### Record extracts ###
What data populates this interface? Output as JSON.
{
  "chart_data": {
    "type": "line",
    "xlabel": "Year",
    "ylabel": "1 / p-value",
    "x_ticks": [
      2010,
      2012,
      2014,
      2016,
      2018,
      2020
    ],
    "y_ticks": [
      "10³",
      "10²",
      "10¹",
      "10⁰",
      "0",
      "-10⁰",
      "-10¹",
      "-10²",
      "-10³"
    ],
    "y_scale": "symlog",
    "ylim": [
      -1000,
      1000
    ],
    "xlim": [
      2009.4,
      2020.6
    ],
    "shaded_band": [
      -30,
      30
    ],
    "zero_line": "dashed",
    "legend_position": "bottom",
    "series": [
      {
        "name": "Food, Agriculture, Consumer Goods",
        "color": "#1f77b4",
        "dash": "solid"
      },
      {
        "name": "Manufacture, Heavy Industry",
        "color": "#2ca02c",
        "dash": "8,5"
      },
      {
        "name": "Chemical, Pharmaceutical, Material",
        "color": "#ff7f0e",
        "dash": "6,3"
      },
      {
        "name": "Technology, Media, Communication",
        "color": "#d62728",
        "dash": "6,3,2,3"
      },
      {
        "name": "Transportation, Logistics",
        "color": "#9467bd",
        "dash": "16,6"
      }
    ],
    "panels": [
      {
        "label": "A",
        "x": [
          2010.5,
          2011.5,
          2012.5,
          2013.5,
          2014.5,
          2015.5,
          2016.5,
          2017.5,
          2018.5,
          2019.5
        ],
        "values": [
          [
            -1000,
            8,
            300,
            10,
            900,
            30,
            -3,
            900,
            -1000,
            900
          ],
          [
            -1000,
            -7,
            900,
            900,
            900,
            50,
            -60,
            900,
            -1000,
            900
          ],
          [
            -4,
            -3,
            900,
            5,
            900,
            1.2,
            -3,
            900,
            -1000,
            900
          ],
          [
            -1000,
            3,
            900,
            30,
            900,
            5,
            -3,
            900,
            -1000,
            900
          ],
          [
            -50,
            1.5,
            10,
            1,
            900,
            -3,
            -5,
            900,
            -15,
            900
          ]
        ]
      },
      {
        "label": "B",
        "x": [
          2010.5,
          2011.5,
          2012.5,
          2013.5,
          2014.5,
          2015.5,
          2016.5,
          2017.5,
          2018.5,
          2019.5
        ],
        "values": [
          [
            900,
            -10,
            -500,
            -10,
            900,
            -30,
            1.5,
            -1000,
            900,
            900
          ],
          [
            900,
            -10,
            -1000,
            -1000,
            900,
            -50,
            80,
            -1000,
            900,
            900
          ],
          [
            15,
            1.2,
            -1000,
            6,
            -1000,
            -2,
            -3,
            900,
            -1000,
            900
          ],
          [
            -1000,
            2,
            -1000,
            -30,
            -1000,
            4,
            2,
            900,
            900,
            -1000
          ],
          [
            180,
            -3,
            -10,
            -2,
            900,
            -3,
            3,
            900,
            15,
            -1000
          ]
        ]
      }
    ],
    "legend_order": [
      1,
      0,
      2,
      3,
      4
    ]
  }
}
###
Exercise brief =>
Note how many lines in the material hold the word "name", and give that number with nothing added.

Task solution =>
5